╭─ EXCERPT PROVIDED

2006-03-26 Thread John Kelsey
>From: John Denker <[EMAIL PROTECTED]>
>Sent: Mar 24, 2006 11:57 AM
>To: Erik Zenner <[EMAIL PROTECTED]>, cryptography@metzdowd.com
>Subject: Re: Entropy Definition (was Re: passphrases with more than 160 bits 
>of entropy)

>Erik Zenner wrote:
>
>>>0 occurs with probability 1/2
>>>each other number from 1 to 2^{160}+1 happens with 
>>>probability 2^{-161}.
>
>>  Is anyone aware of whether (and where) this was 
>> discussed in the literature, or what other approaches are taken?
>
>This particular problem is contrived or at least exaggerated.  

The example is a contrived, pathological case.  And there are a bunch
of easy solutions once you know this is the distribution.  The point
is to demonstrate that Shannon entropy gives you the wrong answer when
you try to use it here.

Now, you might ask if this is a problem in a real-world setting.  So
let's imagine a very simple distribution--sequences of flips of a
biased coin.  There are nice ways to remove the bias, but let's
imagine we're not doing that--instead, we're going to take a sequence
of coin flips, turn it into a 0/1 sequence, and then hash it down to
get a key.  

Suppose the coin is biased so that heads comes up 0.9 of the time, and
that we generate 16-bit sequences at a time.  The Shannon entropy of a
16-bit sequence is about 7.5, but the most likely symbol (all heads)
comes up about 18% of the time.  So if we tried to generate a 7-bit
"key", we'd lose on the attacker's first guess 18% of the time. 

So, let's go further with this.  We want to generate a DES key, with
56 bits of entropy.  A 64-bit sequence produced with this biased coin
has Shannon entropy of about 60 bits, but an attacker has about a
1/1000 chance of guessing the DES key we derive from it on his first
try, which is unacceptable for just about any crypto application.
(The min-entropy is about ten bits.)

So yes, I used a contrived example to demonstrate the problem, but no,
the problem isn't just an ivory-tower concern.

The intuition here is that Shannon entropy is concerned with
communications channels, where we assume we have to send every
symbol.  So when you have lots of low-probability symbols, and one of
those low-probability symbols is chosen 999 times out of a 1000, the
amount of bandwidth you need to transmit those symbols easily becomes
dominated by them.  Most of the time, you're sending one of a large
set of symbols, and they all have to be distinguished from one
another.

╰─
╭─ MATERIAL SHOWN

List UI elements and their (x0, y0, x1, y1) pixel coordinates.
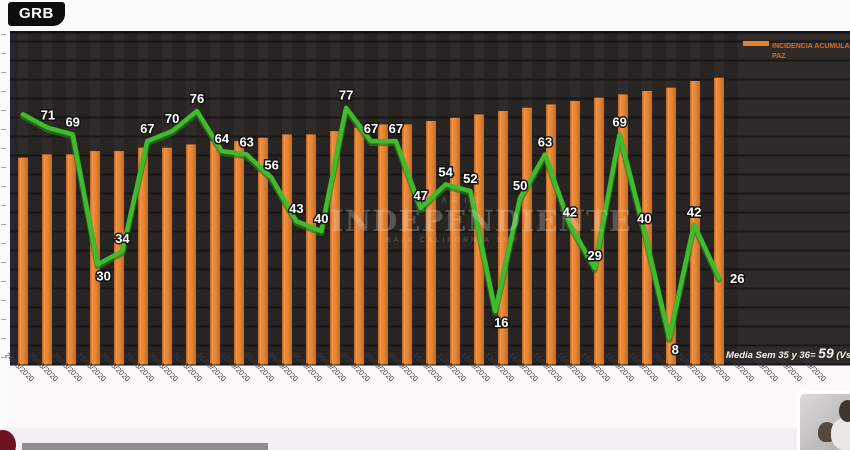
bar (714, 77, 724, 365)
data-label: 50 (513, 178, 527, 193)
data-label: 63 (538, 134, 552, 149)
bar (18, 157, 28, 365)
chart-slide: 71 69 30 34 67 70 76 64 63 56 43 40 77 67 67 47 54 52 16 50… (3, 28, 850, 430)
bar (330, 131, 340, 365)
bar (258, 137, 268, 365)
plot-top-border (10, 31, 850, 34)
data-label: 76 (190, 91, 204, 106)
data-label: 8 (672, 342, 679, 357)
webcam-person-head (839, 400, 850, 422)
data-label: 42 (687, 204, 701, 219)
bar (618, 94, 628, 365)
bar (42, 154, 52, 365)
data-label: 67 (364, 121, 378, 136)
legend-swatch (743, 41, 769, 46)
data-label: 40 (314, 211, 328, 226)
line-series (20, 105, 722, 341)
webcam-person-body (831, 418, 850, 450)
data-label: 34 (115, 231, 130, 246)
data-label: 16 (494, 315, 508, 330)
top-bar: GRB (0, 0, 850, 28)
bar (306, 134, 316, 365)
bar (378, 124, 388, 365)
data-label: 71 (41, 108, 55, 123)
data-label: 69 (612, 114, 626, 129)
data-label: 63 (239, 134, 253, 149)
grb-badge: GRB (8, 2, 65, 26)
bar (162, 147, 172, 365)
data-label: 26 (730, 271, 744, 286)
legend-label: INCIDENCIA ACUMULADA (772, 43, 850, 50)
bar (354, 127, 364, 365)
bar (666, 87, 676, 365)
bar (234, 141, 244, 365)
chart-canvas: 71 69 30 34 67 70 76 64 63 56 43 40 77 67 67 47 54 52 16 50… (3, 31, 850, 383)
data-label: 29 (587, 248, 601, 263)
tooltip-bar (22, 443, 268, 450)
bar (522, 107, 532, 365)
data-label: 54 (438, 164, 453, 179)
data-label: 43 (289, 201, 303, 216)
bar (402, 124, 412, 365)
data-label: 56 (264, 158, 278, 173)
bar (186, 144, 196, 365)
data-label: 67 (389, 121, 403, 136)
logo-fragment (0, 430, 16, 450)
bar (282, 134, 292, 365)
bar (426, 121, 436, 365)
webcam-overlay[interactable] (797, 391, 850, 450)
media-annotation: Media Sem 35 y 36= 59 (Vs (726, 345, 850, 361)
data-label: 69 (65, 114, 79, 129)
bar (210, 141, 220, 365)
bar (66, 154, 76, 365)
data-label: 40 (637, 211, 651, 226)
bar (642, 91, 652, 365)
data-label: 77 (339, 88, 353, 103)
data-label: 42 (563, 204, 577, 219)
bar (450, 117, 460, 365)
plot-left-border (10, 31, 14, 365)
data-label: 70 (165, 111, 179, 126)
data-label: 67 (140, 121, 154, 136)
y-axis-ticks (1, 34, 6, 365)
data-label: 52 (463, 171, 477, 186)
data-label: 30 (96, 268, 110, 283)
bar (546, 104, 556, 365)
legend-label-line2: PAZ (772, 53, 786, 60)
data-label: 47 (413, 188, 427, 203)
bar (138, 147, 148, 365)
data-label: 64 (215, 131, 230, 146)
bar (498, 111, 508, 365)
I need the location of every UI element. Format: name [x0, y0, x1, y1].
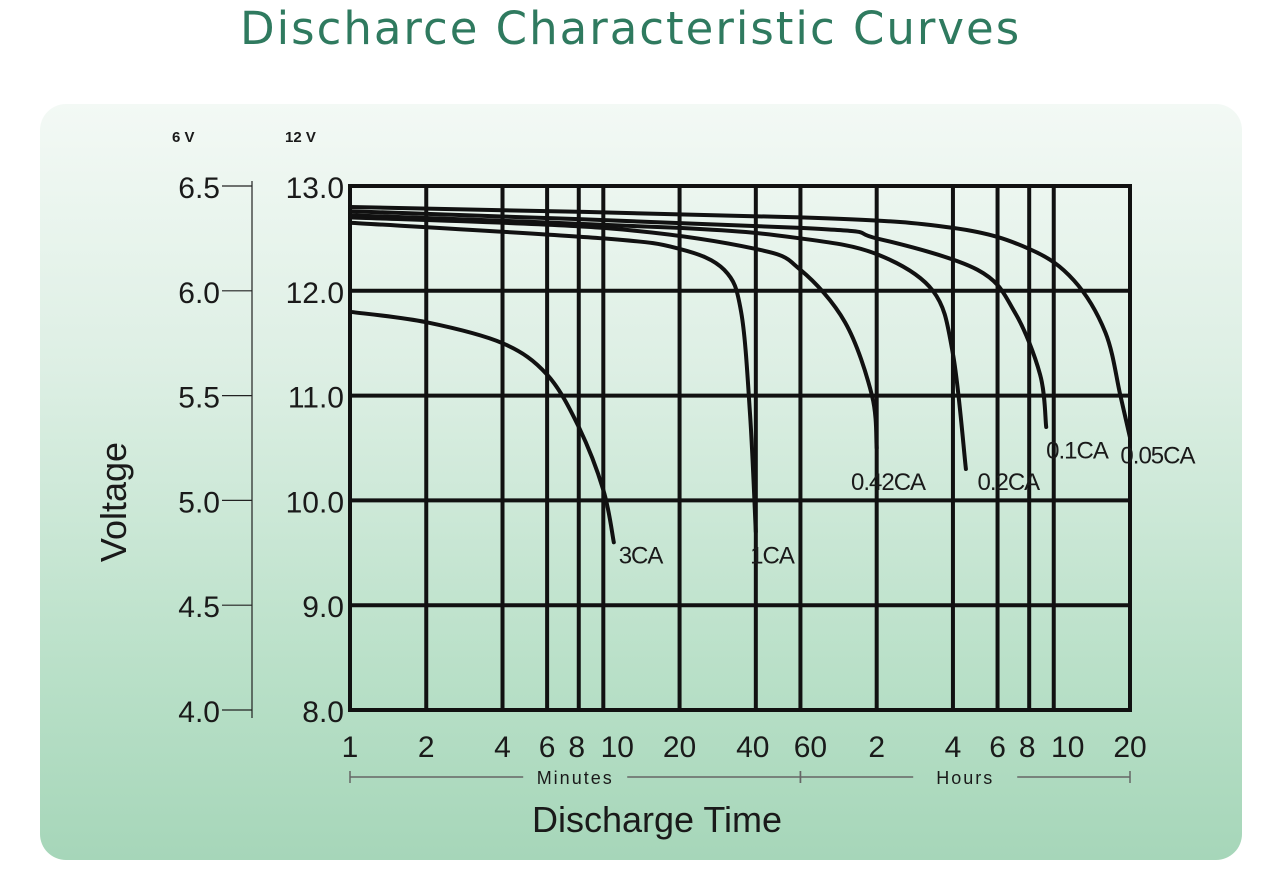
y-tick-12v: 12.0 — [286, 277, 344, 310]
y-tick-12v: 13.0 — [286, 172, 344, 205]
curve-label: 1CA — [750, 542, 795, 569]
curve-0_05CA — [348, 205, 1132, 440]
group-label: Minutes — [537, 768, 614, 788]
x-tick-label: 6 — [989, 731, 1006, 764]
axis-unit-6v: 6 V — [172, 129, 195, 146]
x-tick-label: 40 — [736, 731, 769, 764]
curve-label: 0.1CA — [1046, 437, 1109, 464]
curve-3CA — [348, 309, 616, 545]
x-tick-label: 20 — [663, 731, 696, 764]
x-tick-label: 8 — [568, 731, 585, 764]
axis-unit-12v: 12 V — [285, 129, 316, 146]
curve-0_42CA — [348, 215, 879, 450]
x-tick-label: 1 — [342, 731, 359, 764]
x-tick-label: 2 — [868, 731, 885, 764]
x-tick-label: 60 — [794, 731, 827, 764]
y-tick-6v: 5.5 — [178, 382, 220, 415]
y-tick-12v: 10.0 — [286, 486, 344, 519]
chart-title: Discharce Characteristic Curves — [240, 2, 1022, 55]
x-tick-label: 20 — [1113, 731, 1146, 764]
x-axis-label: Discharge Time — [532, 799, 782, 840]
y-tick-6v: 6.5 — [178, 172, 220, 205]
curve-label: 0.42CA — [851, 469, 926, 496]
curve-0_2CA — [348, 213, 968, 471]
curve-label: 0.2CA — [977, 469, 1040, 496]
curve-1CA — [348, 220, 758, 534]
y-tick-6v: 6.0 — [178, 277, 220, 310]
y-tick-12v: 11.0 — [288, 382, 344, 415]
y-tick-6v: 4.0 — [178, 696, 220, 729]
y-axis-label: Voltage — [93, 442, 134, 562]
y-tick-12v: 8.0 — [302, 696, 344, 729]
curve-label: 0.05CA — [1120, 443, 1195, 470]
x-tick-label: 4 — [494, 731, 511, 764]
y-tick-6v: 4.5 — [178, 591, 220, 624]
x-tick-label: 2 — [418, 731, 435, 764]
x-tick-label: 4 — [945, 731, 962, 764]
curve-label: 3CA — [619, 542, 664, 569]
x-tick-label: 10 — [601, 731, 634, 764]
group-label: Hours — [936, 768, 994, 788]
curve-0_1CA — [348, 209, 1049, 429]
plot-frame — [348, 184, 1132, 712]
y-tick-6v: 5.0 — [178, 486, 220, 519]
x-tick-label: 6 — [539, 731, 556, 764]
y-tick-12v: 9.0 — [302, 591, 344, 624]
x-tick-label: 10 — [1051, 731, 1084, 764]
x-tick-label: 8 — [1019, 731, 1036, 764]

╰─
╭─ MATERIAL SHOWN

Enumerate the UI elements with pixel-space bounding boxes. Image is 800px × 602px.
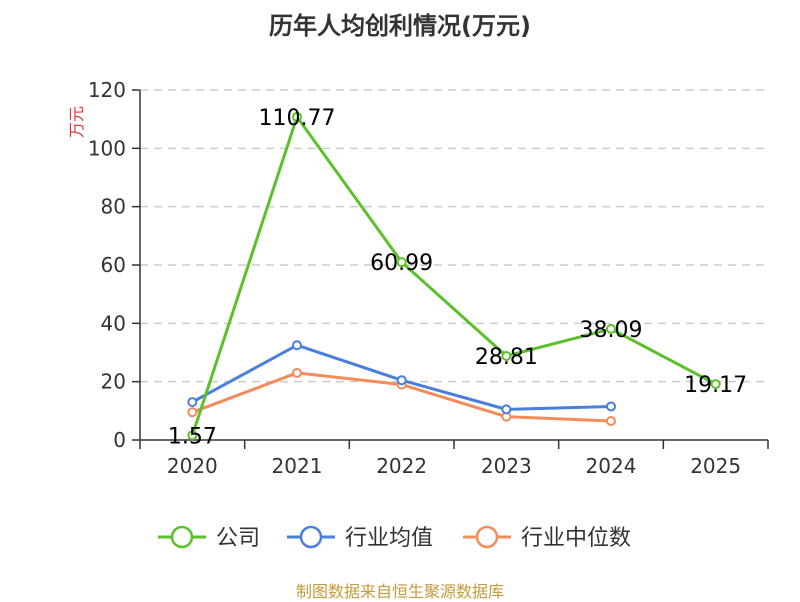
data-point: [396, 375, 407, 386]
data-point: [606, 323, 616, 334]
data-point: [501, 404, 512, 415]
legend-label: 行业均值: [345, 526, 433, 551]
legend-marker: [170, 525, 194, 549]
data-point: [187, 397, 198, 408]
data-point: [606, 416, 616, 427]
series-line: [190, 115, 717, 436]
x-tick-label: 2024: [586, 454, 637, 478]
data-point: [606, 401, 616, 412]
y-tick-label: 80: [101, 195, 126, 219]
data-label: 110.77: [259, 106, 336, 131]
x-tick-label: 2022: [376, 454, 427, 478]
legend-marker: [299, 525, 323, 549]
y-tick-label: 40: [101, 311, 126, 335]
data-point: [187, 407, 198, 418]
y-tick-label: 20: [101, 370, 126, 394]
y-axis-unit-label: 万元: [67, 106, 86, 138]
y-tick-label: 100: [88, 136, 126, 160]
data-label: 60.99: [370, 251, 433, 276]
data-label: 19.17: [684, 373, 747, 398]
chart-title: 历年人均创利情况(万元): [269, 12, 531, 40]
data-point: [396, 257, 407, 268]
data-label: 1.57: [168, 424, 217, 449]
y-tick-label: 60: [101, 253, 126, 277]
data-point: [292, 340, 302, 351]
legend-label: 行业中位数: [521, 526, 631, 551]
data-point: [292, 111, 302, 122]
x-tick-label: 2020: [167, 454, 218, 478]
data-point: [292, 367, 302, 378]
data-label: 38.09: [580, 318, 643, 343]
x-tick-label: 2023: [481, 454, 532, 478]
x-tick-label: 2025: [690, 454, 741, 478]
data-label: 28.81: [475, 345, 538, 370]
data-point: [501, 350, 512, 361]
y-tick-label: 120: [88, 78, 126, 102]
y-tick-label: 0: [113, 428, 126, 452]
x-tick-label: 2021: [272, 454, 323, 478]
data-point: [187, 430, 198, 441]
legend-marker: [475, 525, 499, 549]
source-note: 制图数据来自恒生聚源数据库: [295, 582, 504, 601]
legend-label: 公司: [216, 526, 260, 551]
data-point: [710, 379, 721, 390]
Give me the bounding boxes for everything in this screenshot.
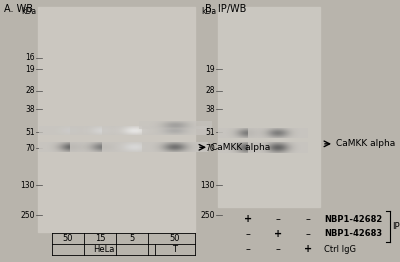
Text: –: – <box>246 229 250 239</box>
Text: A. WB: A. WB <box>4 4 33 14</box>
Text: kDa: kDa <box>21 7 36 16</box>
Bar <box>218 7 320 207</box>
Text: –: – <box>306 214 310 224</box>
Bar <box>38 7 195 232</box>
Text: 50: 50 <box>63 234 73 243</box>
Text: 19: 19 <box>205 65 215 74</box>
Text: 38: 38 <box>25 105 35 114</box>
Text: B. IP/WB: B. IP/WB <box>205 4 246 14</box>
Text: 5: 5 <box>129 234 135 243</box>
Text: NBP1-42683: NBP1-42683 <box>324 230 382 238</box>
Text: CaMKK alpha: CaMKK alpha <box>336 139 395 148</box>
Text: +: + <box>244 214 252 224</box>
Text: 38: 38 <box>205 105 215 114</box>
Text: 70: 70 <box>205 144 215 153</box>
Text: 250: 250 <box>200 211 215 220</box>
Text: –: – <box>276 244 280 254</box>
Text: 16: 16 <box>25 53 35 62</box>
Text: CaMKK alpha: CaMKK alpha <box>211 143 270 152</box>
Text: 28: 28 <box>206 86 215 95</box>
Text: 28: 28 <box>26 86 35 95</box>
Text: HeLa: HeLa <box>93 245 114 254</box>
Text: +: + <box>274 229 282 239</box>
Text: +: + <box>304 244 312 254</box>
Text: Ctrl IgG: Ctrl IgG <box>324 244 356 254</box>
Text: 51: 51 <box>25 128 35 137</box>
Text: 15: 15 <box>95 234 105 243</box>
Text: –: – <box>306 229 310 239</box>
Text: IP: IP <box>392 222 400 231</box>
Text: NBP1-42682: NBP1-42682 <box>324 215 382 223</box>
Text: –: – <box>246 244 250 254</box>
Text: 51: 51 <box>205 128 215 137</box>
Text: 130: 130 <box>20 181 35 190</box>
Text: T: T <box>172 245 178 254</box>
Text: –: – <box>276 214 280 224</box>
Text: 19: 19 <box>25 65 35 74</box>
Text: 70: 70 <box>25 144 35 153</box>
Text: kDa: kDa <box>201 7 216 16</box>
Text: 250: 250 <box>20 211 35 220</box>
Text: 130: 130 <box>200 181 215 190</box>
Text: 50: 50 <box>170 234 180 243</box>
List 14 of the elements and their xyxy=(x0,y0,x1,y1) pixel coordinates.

╰─

TASK SET |
A. Set down the passage of the entropy post starting at "Suppose the coin" and ending at "about ten bits.)".
B. For each statement below, say whether the entropy post agrees with it, answering yes or no and quoting the words of the post that decide it: (i) in the coin example, heads comes up 0.9 of the time; (ii) a 16-bit sequence from the biased coin has a Shannon entropy of about 10 bits; (iii) in the DES key example, the min-entropy is about ten bits.

ANSWERS TO THE PROBLEMS |
A.
Suppose the coin is biased so that heads comes up 0.9 of the time, and
that we generate 16-bit sequences at a time.  The Shannon entropy of a
16-bit sequence is about 7.5, but the most likely symbol (all heads)
comes up about 18% of the time.  So if we tried to generate a 7-bit
"key", we'd lose on the attacker's first guess 18% of the time. 

So, let's go further with this.  We want to generate a DES key, with
56 bits of entropy.  A 64-bit sequence produced with this biased coin
has Shannon entropy of about 60 bits, but an attacker has about a
1/1000 chance of guessing the DES key we derive from it on his first
try, which is unacceptable for just about any crypto application.
(The min-entropy is about ten bits.)

B.
(i) Yes: "Suppose the coin is biased so that heads comes up 0.9 of the time"
(ii) No: "The Shannon entropy of a 16-bit sequence is about 7.5"
(iii) Yes: "(The min-entropy is about ten bits.)"